[Dataset entries]
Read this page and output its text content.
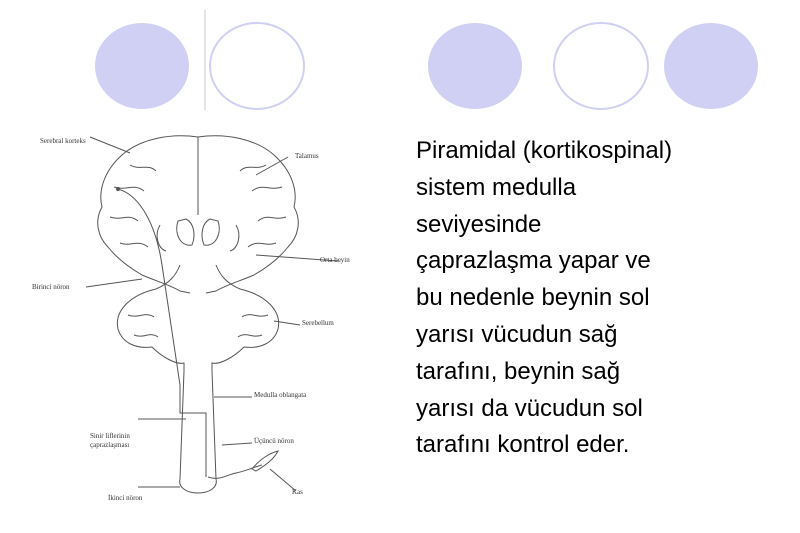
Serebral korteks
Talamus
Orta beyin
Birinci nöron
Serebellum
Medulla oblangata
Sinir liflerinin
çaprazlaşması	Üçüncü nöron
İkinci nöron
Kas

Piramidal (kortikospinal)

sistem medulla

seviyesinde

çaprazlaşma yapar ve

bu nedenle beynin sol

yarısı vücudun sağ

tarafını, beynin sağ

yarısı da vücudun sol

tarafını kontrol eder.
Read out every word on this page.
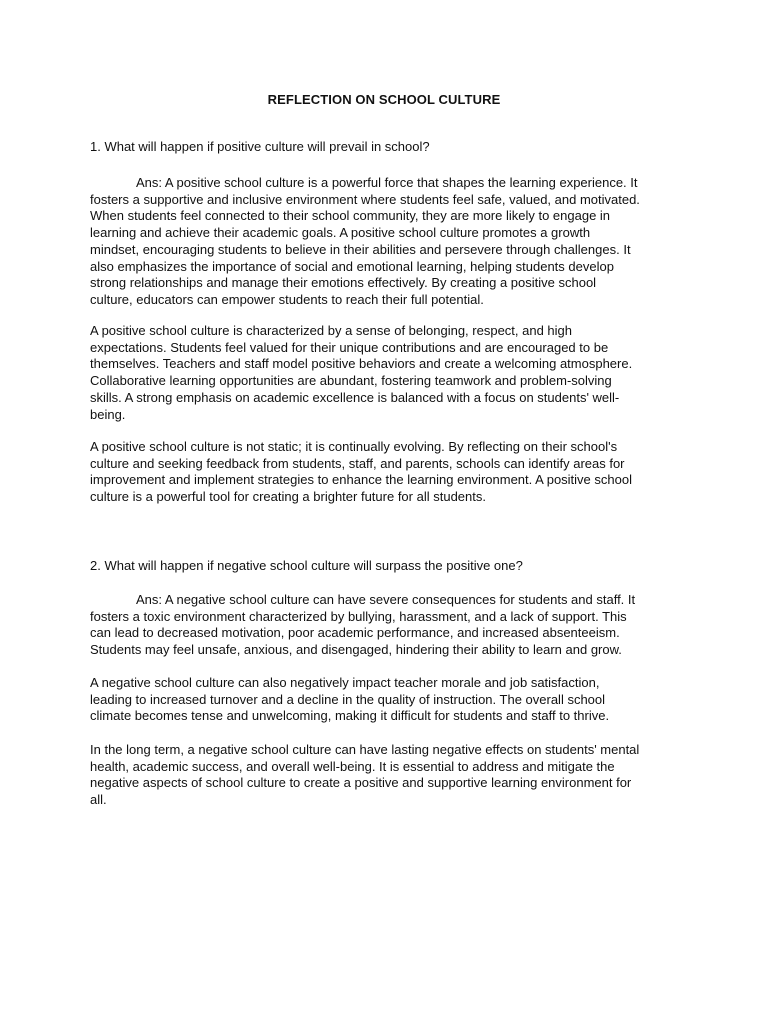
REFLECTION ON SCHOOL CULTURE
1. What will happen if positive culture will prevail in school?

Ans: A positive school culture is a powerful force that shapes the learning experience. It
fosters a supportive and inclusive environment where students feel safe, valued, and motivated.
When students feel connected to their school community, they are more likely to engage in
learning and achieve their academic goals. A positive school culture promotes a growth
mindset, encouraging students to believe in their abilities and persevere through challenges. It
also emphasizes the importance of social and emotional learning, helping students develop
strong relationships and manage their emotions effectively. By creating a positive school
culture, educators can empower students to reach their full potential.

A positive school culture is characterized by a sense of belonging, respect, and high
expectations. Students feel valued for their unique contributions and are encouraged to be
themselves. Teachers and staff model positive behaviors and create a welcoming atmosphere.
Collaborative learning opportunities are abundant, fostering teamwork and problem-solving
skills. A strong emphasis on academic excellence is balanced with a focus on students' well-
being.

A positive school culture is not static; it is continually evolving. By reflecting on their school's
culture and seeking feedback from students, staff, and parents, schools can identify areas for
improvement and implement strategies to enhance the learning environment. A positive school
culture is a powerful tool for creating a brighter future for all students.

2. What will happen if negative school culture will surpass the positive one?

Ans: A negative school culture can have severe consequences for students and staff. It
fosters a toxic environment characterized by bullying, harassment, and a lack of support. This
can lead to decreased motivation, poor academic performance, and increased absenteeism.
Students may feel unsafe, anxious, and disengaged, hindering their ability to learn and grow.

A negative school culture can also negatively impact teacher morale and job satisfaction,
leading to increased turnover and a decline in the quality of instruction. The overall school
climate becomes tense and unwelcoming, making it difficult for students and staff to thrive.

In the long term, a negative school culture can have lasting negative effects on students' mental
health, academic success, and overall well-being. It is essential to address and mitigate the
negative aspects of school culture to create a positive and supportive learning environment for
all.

Aim of the exercise:
Lines that hold the word "increased" are the ones to return, every one of them.

Solution to the problem:
can lead to decreased motivation, poor academic performance, and increased absenteeism.
leading to increased turnover and a decline in the quality of instruction. The overall school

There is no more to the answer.